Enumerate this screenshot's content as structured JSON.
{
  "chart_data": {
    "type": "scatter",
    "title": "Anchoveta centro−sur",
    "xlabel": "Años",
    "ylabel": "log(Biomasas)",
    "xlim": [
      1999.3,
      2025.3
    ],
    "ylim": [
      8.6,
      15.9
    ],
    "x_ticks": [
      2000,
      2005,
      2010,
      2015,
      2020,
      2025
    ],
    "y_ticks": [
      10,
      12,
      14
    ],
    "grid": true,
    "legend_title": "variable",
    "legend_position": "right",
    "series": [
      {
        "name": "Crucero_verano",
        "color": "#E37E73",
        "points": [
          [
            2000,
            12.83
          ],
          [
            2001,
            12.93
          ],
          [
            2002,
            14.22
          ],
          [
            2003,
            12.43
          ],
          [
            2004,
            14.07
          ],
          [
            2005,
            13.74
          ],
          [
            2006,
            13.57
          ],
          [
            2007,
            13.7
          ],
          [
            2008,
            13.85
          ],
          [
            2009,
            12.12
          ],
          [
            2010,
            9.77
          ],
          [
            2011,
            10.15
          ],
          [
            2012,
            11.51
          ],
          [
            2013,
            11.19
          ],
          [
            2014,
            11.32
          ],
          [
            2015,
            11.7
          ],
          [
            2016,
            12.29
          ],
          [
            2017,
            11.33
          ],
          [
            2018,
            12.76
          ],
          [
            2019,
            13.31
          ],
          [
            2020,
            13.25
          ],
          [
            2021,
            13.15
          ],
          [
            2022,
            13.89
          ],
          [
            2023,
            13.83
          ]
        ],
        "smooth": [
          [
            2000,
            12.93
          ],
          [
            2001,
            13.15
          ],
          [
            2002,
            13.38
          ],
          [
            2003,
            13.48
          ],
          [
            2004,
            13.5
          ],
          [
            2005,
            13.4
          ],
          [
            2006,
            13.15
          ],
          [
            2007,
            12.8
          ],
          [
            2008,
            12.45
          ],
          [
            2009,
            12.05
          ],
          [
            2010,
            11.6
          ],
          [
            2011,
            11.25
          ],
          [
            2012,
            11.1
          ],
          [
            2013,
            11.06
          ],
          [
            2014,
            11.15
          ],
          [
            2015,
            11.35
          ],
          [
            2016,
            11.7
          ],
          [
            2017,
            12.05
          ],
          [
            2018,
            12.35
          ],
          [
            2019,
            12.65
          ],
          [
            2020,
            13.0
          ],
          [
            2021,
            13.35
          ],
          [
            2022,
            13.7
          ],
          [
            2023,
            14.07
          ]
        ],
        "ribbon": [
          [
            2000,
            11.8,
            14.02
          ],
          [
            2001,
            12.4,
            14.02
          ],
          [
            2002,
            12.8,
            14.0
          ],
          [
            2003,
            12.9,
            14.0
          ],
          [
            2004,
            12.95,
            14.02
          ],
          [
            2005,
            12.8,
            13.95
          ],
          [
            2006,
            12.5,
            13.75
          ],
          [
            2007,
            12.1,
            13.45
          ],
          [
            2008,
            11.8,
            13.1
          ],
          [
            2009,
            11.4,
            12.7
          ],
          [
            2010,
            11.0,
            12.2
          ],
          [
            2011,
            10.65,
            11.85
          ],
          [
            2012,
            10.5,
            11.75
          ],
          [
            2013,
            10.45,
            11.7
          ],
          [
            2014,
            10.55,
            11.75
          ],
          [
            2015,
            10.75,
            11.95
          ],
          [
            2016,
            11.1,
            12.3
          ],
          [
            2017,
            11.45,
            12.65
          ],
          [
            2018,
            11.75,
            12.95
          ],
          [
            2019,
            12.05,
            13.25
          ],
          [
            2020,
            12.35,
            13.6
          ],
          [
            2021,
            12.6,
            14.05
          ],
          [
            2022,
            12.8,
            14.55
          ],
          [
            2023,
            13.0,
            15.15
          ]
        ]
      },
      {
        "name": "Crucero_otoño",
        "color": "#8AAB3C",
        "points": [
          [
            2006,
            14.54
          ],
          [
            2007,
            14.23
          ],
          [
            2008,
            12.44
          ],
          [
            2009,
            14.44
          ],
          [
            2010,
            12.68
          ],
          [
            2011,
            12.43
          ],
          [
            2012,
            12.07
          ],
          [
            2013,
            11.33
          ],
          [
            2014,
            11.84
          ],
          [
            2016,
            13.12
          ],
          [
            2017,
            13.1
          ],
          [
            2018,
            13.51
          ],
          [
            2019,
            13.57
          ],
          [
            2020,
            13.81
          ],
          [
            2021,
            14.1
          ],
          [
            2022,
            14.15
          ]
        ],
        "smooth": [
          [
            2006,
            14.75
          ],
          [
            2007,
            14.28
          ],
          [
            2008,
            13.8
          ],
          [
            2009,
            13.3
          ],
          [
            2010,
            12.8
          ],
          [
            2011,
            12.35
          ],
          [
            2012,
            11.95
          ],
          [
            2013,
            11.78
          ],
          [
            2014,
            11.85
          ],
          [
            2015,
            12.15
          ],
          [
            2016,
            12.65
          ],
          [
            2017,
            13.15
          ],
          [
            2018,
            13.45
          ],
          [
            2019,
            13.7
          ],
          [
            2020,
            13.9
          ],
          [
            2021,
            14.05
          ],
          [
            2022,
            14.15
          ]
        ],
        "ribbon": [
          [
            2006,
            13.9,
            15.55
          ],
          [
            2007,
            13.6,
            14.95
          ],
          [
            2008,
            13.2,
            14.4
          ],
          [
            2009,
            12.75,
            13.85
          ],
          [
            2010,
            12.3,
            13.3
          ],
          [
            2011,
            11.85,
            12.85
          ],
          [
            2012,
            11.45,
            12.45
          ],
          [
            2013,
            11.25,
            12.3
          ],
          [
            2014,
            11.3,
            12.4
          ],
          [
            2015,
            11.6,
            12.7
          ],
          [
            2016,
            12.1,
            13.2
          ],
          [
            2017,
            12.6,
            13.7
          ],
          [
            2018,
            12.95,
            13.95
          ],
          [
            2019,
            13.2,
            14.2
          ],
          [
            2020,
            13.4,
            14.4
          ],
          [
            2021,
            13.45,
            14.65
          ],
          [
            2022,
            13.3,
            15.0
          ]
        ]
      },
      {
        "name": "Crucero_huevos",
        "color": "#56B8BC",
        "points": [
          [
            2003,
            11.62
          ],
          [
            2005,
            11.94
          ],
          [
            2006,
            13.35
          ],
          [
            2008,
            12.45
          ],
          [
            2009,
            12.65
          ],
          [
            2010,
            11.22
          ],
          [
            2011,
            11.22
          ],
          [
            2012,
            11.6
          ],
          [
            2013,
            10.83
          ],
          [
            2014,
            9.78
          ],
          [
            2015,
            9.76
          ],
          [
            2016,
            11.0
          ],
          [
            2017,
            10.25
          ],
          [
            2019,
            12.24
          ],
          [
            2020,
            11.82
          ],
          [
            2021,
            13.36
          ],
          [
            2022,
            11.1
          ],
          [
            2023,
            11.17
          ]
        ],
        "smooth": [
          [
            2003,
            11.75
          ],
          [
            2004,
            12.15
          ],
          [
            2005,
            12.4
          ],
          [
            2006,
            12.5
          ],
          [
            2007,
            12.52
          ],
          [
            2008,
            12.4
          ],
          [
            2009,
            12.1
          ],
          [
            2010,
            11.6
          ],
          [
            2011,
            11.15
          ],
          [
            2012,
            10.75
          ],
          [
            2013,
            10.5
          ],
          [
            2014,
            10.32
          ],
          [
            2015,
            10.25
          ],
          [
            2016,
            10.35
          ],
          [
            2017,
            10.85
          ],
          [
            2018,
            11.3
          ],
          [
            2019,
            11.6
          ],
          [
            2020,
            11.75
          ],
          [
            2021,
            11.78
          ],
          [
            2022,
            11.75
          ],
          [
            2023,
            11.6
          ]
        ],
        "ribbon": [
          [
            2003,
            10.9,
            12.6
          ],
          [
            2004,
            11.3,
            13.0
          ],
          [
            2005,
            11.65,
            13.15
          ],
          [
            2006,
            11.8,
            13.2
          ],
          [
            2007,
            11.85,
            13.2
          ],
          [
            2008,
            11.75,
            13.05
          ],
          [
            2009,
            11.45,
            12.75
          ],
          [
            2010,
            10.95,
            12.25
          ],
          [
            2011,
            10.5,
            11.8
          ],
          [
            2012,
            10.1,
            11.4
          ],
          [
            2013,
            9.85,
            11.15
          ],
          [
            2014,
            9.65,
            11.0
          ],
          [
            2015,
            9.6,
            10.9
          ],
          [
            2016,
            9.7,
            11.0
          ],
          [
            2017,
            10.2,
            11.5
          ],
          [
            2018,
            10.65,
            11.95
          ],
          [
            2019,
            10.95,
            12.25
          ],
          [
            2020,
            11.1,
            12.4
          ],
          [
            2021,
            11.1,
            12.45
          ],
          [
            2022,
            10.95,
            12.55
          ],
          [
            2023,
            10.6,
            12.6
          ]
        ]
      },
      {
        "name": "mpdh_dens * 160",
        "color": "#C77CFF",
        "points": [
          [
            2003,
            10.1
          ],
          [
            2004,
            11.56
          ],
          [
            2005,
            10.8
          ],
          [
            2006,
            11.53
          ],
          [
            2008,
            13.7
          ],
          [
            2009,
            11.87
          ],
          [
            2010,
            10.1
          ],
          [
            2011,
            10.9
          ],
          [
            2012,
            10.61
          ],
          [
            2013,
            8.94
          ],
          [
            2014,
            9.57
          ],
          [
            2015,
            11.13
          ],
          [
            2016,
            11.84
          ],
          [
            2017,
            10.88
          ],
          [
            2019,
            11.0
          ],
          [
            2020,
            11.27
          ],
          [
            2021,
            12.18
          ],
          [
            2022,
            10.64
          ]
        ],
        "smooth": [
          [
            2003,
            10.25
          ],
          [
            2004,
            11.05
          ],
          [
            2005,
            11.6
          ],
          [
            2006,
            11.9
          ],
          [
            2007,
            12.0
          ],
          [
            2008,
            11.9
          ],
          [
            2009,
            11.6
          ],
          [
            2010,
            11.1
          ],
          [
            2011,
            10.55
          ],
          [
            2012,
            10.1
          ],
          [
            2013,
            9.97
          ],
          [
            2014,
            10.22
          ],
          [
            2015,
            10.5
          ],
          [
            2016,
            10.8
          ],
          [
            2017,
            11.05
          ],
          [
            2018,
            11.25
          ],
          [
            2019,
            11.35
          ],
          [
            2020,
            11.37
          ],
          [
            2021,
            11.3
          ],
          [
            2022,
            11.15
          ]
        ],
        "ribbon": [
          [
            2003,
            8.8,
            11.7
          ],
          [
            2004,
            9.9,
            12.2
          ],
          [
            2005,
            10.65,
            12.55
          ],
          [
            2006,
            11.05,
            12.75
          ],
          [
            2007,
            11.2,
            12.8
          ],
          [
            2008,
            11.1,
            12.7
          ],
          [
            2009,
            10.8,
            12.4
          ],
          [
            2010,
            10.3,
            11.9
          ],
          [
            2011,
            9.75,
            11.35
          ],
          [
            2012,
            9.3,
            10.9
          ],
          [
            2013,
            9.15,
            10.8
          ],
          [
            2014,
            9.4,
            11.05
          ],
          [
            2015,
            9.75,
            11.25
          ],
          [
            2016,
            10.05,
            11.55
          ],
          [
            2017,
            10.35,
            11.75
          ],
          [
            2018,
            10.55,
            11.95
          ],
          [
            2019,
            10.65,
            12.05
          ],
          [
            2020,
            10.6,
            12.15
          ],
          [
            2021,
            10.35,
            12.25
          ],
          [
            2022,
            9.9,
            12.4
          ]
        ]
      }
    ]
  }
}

━━━━━━━━━━

Pull out every line in the material above where "color" occurs.

        "color": "#E37E73",
        "color": "#8AAB3C",
        "color": "#56B8BC",
        "color": "#C77CFF",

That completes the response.